Locate all lines in the data below that hold "летних" and show them.

# [RECORD LIST]
┌──

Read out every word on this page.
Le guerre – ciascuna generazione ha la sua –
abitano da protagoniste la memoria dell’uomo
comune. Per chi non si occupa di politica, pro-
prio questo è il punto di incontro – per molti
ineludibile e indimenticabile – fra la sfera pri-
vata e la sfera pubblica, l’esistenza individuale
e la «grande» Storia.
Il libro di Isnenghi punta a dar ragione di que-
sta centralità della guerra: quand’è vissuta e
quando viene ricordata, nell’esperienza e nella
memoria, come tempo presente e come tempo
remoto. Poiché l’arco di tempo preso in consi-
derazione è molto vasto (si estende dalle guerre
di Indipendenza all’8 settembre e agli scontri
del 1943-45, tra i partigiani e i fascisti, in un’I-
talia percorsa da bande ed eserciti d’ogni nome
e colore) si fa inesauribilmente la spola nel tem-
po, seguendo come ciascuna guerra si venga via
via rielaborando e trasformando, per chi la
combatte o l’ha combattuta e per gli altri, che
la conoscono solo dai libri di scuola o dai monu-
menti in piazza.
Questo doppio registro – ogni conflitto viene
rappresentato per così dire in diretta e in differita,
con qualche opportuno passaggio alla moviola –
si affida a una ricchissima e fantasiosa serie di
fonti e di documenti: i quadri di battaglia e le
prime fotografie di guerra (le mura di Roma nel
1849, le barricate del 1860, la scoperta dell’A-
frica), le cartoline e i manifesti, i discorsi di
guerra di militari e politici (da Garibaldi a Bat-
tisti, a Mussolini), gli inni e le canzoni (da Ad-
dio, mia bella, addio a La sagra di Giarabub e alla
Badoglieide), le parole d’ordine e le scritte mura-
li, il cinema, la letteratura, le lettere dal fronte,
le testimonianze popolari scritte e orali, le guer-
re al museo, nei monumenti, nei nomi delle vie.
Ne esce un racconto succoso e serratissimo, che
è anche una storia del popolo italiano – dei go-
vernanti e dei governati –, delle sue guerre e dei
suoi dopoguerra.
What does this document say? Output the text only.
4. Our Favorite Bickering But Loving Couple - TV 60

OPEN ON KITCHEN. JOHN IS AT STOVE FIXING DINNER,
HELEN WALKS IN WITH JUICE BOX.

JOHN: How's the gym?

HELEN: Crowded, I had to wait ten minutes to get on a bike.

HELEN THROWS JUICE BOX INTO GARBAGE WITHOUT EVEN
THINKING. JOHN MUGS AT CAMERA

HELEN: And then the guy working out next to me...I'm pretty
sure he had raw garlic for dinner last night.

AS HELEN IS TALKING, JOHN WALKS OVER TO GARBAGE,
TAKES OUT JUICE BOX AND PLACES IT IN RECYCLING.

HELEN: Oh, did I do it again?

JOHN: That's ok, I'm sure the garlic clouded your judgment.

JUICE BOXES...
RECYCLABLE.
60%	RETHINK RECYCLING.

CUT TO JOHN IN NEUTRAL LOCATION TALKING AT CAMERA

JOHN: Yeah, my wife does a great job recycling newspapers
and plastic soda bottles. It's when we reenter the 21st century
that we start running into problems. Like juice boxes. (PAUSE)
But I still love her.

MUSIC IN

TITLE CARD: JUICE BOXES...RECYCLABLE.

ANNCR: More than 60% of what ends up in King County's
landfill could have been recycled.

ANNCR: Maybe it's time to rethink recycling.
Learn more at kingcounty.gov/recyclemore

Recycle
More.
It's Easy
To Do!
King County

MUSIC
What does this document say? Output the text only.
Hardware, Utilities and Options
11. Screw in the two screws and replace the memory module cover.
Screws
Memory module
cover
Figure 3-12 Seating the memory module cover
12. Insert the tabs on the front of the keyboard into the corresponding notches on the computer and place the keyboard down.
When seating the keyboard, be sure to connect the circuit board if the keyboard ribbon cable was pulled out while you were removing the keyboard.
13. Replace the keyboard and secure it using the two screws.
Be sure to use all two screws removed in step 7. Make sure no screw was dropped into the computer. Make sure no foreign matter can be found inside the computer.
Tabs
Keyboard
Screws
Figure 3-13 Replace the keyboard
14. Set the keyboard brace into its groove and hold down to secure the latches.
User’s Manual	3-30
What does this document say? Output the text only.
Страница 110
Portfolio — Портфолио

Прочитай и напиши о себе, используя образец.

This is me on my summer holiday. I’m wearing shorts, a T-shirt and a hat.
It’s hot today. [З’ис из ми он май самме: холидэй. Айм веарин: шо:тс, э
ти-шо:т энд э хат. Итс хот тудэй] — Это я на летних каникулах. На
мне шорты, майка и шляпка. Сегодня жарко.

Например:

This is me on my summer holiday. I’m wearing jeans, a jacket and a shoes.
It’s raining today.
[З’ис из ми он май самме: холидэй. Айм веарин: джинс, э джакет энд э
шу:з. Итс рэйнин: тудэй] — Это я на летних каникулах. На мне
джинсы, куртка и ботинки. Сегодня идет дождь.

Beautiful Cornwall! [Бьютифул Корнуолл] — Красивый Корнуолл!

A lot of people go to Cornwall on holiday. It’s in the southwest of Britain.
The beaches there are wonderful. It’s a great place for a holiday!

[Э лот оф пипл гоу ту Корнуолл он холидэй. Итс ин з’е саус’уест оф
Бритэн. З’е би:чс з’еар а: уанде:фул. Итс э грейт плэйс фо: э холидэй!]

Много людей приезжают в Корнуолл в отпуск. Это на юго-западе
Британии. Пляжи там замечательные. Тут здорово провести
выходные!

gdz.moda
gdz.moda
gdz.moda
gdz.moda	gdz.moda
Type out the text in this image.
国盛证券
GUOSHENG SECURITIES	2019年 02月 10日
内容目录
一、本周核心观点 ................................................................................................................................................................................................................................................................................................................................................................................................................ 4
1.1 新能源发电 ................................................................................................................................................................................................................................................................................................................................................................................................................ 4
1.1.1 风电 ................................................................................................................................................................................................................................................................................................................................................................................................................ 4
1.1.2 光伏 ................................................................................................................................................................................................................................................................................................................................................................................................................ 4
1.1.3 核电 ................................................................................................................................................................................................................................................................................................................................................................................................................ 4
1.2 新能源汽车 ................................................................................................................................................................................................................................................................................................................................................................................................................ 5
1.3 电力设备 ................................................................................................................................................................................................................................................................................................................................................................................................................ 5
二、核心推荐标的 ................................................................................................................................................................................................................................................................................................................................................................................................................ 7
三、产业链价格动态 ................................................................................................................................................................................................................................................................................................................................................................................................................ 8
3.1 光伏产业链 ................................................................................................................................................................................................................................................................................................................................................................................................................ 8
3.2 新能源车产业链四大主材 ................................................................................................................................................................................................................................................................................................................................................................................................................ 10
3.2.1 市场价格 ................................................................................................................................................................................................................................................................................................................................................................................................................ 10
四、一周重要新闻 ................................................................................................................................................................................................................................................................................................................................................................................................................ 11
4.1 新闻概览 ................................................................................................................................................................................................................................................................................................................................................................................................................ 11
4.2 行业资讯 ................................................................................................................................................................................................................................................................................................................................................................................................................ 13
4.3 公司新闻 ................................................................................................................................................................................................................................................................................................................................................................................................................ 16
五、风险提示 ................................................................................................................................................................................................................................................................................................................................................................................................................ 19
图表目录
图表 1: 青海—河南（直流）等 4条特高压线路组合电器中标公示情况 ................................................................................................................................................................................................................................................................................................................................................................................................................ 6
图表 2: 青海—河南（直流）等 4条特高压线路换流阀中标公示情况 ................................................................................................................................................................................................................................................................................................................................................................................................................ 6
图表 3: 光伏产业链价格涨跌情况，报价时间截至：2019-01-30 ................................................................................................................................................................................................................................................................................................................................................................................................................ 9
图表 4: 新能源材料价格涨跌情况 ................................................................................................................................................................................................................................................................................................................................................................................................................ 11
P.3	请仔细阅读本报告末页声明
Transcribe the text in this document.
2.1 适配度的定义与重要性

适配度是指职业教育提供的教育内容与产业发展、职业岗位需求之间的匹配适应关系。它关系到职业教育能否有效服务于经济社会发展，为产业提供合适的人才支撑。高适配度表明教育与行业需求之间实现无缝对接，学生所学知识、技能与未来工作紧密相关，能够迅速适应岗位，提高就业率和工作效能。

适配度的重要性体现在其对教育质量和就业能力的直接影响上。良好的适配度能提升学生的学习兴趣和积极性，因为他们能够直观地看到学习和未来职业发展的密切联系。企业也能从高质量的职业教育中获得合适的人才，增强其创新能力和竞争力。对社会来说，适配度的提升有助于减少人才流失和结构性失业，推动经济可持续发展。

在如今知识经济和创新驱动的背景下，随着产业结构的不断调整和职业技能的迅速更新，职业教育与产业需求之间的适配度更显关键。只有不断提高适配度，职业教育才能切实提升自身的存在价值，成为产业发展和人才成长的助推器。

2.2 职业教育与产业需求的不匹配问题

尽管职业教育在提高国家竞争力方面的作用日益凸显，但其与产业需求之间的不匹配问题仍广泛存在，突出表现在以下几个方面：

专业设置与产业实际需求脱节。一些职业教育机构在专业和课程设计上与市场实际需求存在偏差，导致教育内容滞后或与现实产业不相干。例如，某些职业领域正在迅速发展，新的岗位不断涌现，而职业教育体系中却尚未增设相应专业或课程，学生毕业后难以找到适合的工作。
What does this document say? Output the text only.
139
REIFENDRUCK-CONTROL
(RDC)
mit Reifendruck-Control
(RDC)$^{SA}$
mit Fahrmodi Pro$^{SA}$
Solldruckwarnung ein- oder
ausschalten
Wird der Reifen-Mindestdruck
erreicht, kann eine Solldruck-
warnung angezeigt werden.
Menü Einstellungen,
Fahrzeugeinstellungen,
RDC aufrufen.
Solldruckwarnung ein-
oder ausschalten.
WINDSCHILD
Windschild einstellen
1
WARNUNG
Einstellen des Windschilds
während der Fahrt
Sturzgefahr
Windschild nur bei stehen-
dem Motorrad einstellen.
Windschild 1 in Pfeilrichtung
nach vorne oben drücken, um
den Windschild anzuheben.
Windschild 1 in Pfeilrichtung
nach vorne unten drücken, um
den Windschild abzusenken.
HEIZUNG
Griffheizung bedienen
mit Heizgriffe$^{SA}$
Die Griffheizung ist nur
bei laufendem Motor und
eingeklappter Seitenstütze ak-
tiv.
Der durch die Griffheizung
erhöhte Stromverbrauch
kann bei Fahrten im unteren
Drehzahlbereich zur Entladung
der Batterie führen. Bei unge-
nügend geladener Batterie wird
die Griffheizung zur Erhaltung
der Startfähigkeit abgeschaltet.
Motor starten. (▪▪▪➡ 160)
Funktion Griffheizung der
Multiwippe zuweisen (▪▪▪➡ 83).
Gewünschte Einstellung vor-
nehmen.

└──

# [PROBLEM SOLUTION]
ти-шо:т энд э хат. Итс хот тудэй] — Это я на летних каникулах. На
шу:з. Итс рэйнин: тудэй] — Это я на летних каникулах. На мне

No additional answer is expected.